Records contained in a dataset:
- - -
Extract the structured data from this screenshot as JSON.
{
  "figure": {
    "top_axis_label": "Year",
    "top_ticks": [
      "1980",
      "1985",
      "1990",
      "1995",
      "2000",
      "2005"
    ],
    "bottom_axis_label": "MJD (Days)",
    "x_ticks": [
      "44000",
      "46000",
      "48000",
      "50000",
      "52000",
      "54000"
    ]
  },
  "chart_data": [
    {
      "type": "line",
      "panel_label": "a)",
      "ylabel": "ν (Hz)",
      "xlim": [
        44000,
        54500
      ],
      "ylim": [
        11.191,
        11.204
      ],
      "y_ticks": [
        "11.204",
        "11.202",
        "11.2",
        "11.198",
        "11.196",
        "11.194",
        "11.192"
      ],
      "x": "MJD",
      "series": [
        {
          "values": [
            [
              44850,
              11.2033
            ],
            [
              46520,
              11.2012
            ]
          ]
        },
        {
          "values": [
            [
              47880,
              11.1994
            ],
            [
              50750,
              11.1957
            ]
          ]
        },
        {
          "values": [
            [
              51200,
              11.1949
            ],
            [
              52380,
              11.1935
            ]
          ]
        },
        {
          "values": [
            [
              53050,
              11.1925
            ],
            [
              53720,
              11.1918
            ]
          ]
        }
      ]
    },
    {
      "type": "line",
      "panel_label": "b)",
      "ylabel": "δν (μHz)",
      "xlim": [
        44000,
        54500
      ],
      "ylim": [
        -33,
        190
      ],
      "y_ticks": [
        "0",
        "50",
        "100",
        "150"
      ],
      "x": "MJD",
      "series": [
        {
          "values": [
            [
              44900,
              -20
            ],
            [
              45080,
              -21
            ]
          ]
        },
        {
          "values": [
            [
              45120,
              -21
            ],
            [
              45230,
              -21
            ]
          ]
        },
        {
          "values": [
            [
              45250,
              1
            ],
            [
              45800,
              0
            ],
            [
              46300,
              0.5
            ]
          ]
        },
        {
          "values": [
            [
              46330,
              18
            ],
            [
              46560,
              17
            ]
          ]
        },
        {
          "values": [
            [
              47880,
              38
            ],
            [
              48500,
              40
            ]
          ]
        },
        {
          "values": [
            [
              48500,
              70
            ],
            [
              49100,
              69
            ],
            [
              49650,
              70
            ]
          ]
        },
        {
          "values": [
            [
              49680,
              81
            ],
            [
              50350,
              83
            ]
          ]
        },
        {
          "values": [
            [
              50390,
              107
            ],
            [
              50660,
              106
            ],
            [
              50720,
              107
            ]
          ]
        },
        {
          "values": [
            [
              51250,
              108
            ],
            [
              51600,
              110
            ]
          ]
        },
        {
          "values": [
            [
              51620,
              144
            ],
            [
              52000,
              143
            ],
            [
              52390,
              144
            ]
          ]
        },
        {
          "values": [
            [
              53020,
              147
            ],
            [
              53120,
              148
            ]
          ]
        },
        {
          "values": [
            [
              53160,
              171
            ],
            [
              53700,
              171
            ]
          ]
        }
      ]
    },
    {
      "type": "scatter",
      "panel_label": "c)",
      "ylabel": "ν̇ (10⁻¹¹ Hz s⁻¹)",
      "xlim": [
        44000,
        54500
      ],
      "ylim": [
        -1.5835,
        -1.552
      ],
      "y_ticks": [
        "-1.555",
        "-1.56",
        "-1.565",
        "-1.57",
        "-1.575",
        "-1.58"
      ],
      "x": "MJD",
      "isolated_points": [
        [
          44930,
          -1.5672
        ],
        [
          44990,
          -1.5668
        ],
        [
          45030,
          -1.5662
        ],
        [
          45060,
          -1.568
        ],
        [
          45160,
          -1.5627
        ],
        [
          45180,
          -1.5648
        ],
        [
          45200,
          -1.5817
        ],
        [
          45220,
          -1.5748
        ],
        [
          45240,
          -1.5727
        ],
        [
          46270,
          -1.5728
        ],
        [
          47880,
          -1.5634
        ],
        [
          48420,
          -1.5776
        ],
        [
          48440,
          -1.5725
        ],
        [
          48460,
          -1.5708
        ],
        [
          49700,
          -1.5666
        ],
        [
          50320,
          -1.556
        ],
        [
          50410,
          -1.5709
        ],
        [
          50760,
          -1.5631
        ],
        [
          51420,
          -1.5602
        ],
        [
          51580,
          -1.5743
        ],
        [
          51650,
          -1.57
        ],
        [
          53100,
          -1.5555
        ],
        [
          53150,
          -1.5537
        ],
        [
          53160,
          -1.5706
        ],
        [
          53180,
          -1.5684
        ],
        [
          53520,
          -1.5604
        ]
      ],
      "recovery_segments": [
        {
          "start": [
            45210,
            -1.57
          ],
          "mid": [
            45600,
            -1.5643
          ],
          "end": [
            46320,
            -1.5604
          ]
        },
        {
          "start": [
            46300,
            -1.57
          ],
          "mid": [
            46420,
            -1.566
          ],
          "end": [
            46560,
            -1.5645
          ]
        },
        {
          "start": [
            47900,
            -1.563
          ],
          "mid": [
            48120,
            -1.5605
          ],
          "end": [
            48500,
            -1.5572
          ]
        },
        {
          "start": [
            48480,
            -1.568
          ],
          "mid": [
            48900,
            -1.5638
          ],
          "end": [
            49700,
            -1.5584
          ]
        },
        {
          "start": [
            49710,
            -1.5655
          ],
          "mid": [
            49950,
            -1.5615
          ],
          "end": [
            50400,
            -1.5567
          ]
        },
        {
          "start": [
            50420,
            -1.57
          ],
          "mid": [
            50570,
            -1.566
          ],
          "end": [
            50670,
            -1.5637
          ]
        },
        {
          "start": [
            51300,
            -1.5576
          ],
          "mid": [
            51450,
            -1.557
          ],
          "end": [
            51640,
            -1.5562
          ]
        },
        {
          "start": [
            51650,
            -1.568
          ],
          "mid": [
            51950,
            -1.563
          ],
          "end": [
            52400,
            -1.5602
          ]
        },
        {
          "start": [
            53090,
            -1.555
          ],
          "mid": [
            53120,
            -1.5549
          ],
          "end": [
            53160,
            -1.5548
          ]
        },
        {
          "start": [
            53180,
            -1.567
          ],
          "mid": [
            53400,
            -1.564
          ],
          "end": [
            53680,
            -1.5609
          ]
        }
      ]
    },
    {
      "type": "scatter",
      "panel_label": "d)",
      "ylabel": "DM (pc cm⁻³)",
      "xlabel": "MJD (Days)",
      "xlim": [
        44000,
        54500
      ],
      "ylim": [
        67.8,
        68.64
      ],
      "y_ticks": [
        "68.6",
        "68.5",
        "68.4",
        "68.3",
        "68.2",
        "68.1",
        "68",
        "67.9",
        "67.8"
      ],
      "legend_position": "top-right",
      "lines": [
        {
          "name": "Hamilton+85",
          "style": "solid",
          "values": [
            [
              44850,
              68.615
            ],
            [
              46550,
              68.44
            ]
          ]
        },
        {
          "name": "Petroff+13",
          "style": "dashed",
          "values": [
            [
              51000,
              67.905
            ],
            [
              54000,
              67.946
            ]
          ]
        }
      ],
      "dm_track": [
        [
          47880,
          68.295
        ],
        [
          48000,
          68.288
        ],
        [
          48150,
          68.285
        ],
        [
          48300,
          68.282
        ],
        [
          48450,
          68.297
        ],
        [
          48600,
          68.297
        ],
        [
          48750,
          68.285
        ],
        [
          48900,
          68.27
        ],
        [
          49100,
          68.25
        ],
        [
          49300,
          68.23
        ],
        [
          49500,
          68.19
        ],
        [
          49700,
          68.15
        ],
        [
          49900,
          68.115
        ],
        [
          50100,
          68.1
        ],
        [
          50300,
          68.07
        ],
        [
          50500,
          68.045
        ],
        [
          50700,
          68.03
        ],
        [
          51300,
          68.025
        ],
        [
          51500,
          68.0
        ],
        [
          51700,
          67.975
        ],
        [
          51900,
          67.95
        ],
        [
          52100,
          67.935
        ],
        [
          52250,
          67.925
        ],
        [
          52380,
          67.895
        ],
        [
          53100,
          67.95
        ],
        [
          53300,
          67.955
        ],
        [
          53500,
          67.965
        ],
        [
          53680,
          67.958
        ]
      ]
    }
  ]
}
- - -
■ Brief: Give the number of lines that hold the word "ylabel" in these records, with nothing added.

■ Reply: 4